* Aim
Find each line containing the string "新京智库调研" and return it.

----

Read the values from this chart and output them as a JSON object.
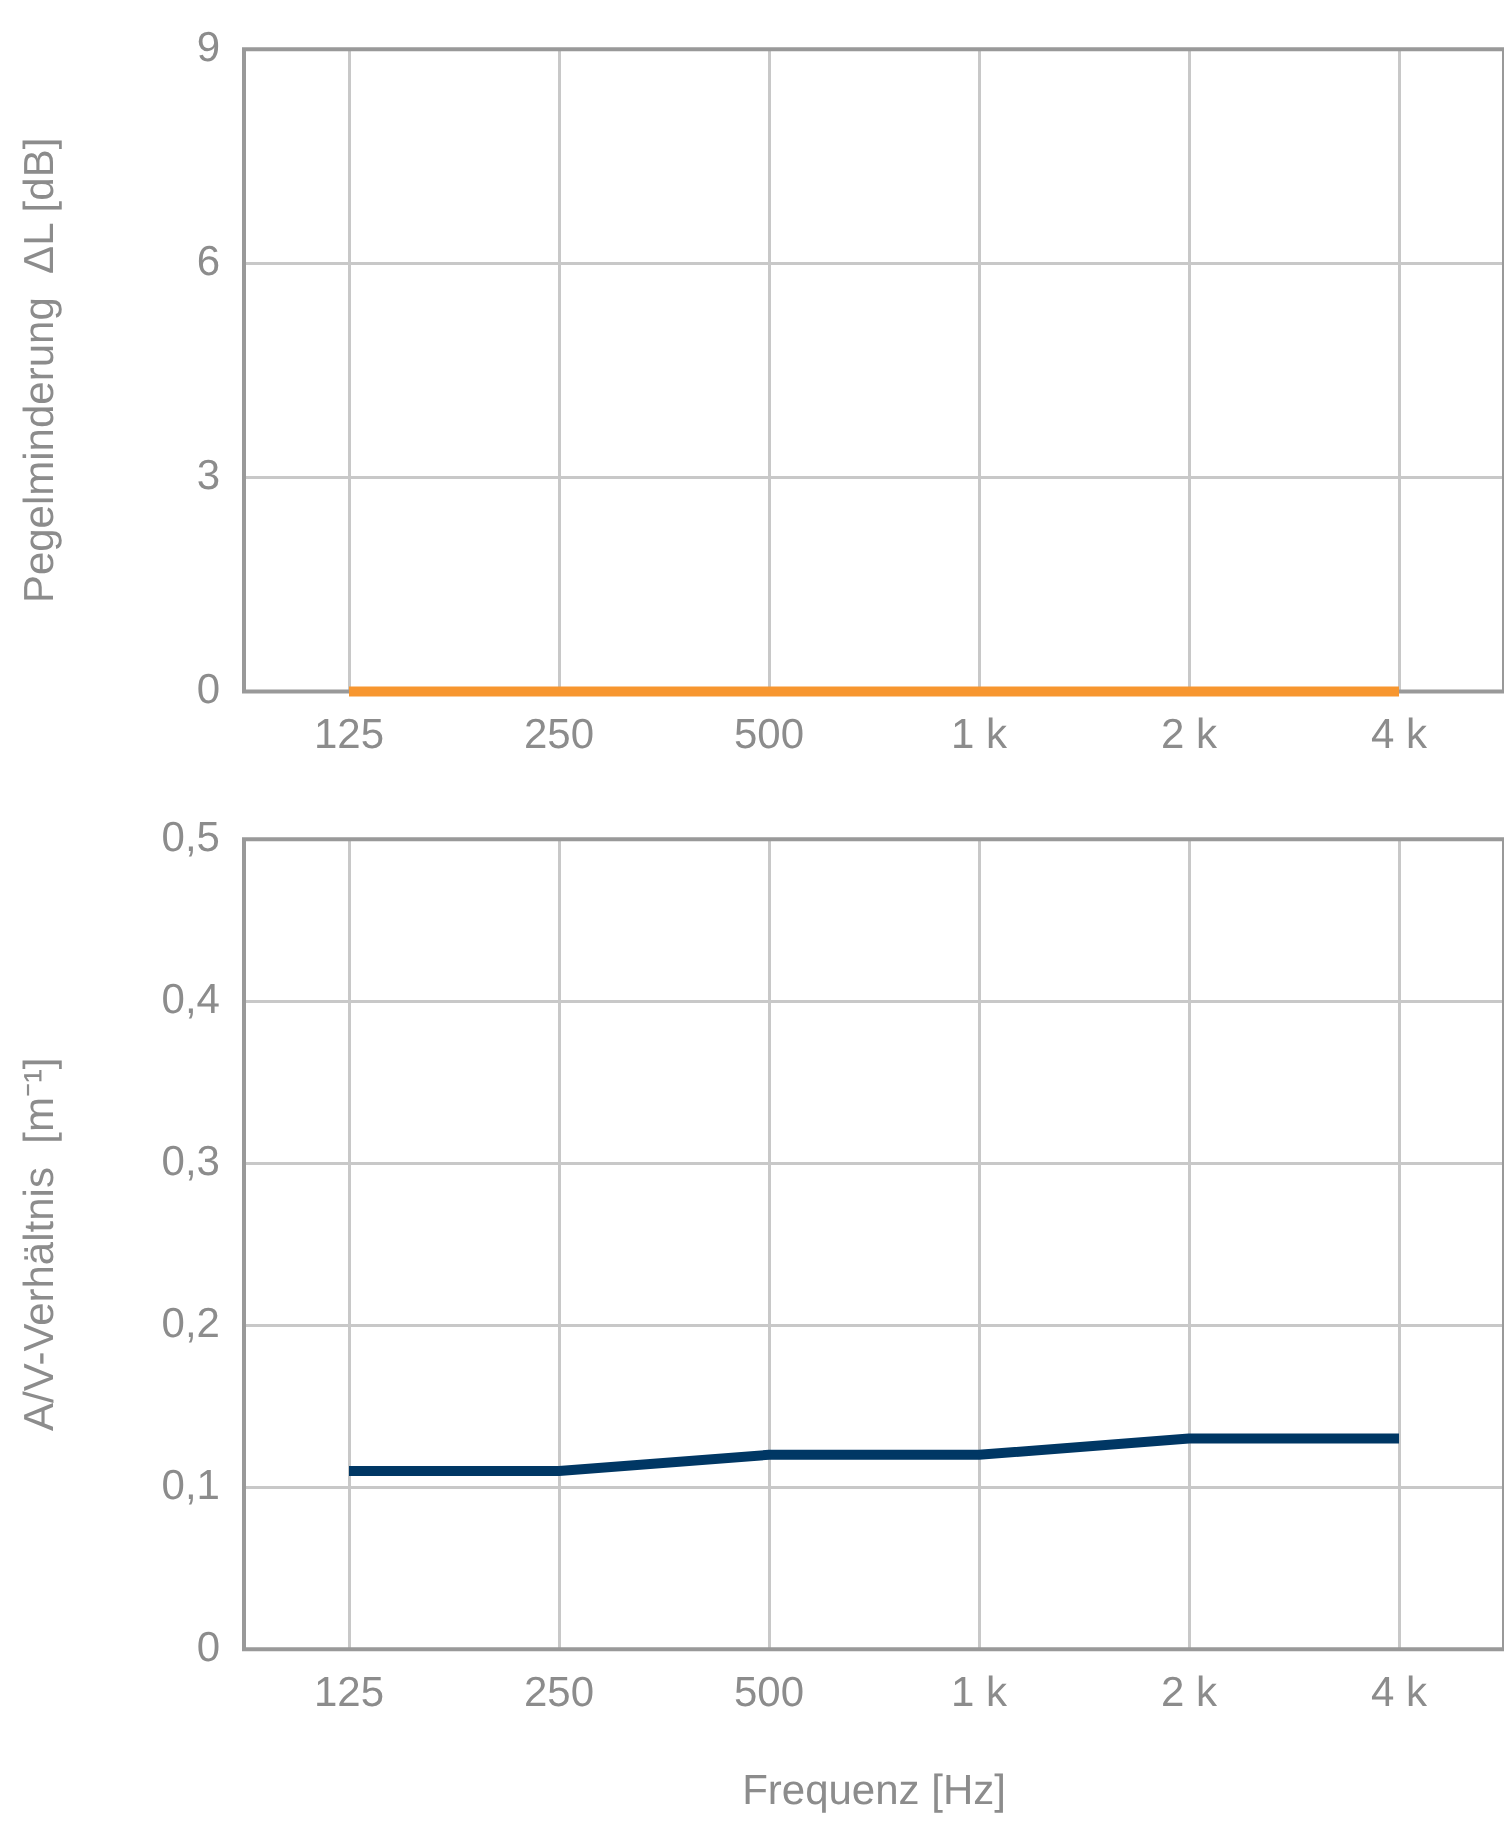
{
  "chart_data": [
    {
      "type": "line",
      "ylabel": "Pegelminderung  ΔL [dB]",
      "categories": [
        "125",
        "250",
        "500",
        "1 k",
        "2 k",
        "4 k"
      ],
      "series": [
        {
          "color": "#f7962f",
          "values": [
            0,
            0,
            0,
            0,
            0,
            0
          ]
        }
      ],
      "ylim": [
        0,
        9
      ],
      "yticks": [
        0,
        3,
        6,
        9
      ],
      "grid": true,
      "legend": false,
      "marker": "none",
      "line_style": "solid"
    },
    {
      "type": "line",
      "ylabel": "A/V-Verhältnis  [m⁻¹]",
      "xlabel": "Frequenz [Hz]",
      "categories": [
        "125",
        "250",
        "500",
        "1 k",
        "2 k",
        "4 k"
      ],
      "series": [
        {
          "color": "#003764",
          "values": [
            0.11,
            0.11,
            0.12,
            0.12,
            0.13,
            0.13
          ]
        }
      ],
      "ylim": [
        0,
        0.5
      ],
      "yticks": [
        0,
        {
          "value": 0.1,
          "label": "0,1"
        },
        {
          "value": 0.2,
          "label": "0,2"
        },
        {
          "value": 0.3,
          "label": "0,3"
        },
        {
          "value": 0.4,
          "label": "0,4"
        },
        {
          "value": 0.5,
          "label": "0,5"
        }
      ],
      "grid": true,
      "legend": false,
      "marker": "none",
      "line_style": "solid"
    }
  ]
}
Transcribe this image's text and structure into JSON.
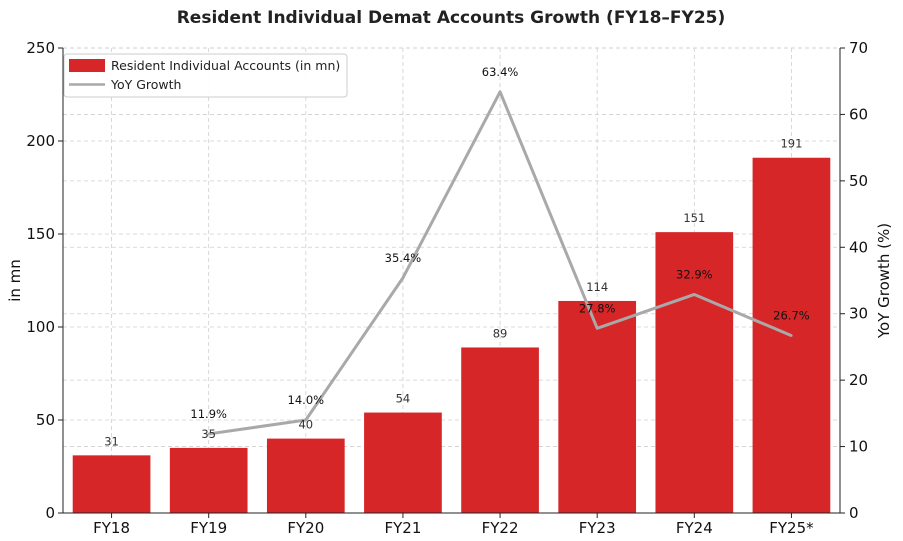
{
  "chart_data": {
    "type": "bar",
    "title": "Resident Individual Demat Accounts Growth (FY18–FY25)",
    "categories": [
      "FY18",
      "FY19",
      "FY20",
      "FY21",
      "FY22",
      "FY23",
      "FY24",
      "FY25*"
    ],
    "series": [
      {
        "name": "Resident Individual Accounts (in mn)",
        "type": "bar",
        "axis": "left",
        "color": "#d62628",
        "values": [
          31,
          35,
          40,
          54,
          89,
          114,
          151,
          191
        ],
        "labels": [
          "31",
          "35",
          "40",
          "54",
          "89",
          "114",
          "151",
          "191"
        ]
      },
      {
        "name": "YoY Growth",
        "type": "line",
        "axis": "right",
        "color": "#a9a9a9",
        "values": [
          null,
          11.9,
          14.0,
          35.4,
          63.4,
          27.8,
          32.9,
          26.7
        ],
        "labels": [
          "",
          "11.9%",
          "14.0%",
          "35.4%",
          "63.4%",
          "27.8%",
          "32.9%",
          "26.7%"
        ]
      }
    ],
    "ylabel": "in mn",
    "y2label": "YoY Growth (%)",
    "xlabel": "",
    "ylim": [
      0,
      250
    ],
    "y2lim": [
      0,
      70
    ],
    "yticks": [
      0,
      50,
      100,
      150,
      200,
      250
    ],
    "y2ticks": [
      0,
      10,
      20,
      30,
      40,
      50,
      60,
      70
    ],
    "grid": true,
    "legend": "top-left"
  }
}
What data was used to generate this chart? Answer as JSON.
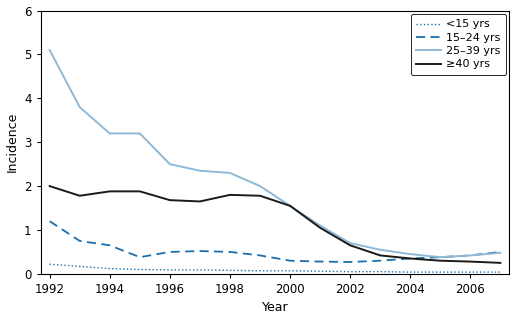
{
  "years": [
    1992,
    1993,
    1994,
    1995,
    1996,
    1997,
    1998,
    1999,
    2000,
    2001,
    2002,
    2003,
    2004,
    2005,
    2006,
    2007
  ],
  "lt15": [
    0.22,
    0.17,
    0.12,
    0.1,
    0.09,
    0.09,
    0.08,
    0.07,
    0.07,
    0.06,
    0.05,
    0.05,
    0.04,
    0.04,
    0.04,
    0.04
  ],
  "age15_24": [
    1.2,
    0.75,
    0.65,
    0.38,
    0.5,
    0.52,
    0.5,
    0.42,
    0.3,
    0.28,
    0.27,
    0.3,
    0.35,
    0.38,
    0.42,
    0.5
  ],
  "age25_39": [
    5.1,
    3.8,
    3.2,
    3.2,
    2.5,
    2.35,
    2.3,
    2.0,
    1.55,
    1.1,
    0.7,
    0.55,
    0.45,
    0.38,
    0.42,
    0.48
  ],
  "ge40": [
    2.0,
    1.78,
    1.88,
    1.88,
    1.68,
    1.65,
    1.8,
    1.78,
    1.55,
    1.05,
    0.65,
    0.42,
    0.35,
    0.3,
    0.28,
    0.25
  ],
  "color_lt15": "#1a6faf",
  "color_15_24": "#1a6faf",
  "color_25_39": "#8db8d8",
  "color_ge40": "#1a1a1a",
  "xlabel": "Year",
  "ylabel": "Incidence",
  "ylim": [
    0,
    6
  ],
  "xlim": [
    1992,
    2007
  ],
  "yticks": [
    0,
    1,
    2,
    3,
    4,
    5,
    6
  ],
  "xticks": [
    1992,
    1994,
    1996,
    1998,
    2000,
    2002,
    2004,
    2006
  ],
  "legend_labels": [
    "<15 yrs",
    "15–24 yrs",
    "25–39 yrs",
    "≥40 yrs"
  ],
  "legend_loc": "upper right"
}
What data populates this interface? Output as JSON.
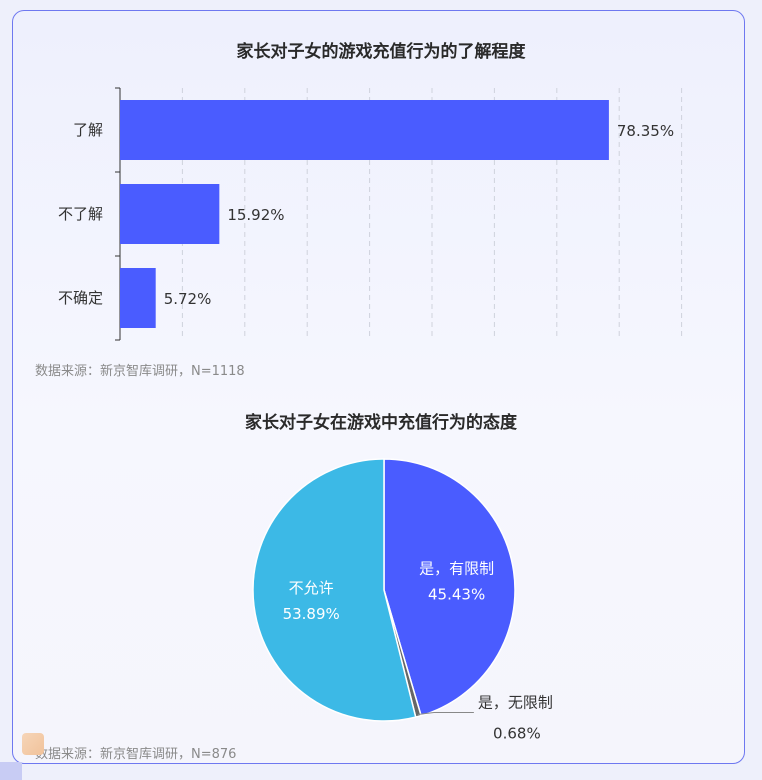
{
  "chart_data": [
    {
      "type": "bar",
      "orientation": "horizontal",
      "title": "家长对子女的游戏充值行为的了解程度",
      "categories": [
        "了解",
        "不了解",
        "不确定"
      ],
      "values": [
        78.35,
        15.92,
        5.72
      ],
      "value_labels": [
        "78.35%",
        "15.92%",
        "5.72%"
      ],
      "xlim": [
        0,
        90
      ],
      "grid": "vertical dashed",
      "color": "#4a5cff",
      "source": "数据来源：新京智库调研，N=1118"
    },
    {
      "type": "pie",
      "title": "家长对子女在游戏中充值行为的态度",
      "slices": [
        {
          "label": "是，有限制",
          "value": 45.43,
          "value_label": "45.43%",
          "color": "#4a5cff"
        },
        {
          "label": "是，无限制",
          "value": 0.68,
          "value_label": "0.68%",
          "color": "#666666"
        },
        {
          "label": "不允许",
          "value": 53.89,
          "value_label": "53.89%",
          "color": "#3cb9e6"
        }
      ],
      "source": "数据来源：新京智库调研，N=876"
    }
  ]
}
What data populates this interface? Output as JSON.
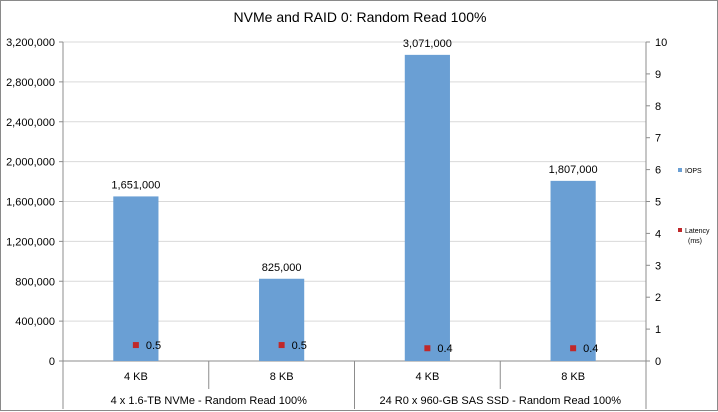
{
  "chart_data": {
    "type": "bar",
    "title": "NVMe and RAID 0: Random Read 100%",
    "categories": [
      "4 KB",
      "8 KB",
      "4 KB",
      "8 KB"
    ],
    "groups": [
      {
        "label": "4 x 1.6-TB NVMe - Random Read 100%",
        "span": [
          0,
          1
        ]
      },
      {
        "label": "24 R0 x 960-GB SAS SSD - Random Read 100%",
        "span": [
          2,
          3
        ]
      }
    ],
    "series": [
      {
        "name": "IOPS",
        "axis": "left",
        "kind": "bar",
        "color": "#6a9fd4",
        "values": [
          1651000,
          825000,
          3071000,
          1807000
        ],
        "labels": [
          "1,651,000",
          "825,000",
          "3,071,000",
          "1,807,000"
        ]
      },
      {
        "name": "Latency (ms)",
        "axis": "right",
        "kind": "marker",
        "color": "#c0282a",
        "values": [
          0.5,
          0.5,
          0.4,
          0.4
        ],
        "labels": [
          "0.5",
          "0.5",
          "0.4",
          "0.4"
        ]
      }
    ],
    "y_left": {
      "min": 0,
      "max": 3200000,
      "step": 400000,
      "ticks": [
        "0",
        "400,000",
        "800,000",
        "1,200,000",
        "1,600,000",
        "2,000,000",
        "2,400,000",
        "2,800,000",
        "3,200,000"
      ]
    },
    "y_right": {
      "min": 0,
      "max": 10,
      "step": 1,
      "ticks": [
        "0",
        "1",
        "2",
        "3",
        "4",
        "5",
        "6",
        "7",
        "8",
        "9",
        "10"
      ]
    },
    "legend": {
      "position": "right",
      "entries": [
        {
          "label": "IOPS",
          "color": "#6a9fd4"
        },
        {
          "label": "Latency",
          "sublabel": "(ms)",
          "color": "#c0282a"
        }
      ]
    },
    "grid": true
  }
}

----

* The completed task
      "source": "数据来源：新京智库调研，N=1118"
      "source": "数据来源：新京智库调研，N=876"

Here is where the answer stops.